REQUIRED WORK - Pictures are not part of the copy; repeat everything else in the records exactly.

Records from a dataset
┄┄┄┄┄┄
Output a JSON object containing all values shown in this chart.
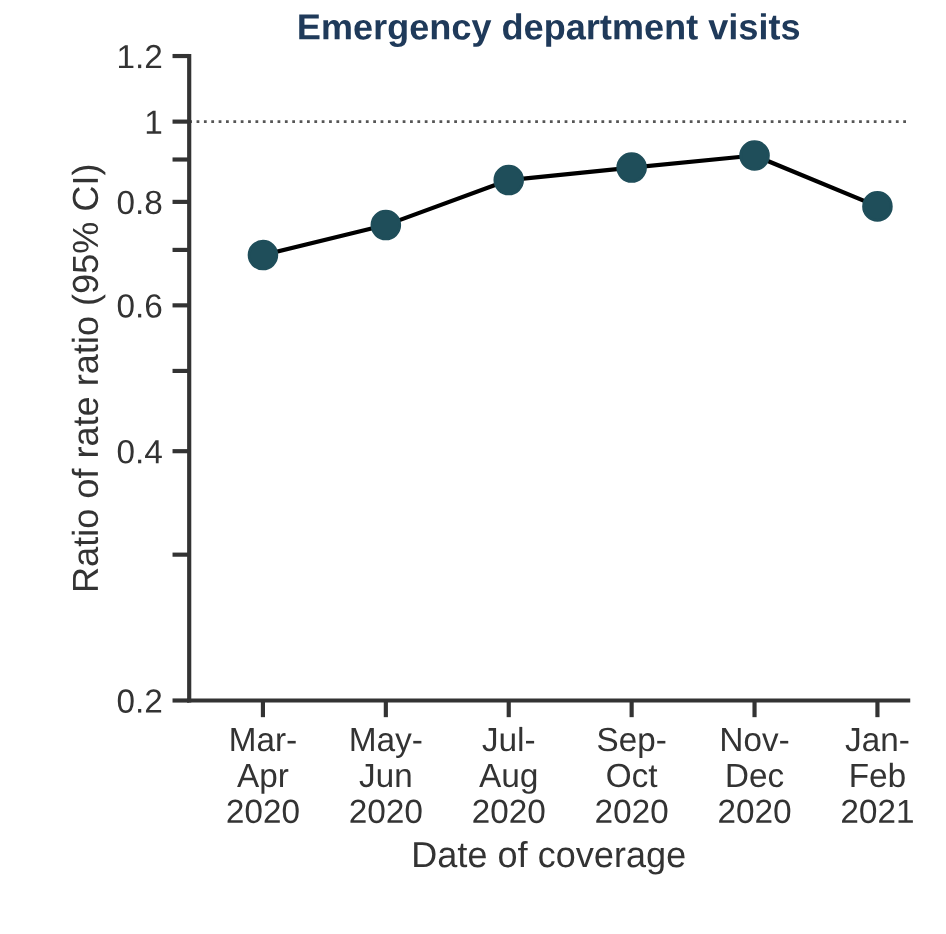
{
  "chart_data": {
    "type": "line",
    "title": "Emergency department visits",
    "xlabel": "Date of coverage",
    "ylabel": "Ratio of rate ratio (95% CI)",
    "categories": [
      "Mar-\nApr\n2020",
      "May-\nJun\n2020",
      "Jul-\nAug\n2020",
      "Sep-\nOct\n2020",
      "Nov-\nDec\n2020",
      "Jan-\nFeb\n2021"
    ],
    "series": [
      {
        "color": "#1f4e5a",
        "values": [
          0.69,
          0.75,
          0.85,
          0.88,
          0.91,
          0.79
        ]
      }
    ],
    "log": "y",
    "ylim": [
      0.2,
      1.2
    ],
    "yticks": [
      0.2,
      {
        "value": 0.3,
        "label": null
      },
      0.4,
      {
        "value": 0.5,
        "label": null
      },
      0.6,
      {
        "value": 0.7,
        "label": null
      },
      0.8,
      {
        "value": 0.9,
        "label": null
      },
      1,
      1.2
    ],
    "ref_lines": [
      {
        "axis": "y",
        "value": 1,
        "color": "#555555",
        "line_style": "dotted"
      }
    ],
    "marker": "circle",
    "line_style": "solid",
    "grid": false,
    "legend": false
  }
}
┄┄┄┄┄┄
SOLVED EXERCISE -
Output a JSON object containing all values shown in this chart.
{
  "chart_data": {
    "type": "line",
    "title": "Emergency department visits",
    "xlabel": "Date of coverage",
    "ylabel": "Ratio of rate ratio (95% CI)",
    "categories": [
      "Mar-\nApr\n2020",
      "May-\nJun\n2020",
      "Jul-\nAug\n2020",
      "Sep-\nOct\n2020",
      "Nov-\nDec\n2020",
      "Jan-\nFeb\n2021"
    ],
    "series": [
      {
        "color": "#1f4e5a",
        "values": [
          0.69,
          0.75,
          0.85,
          0.88,
          0.91,
          0.79
        ]
      }
    ],
    "log": "y",
    "ylim": [
      0.2,
      1.2
    ],
    "yticks": [
      0.2,
      {
        "value": 0.3,
        "label": null
      },
      0.4,
      {
        "value": 0.5,
        "label": null
      },
      0.6,
      {
        "value": 0.7,
        "label": null
      },
      0.8,
      {
        "value": 0.9,
        "label": null
      },
      1,
      1.2
    ],
    "ref_lines": [
      {
        "axis": "y",
        "value": 1,
        "color": "#555555",
        "line_style": "dotted"
      }
    ],
    "marker": "circle",
    "line_style": "solid",
    "grid": false,
    "legend": false
  }
}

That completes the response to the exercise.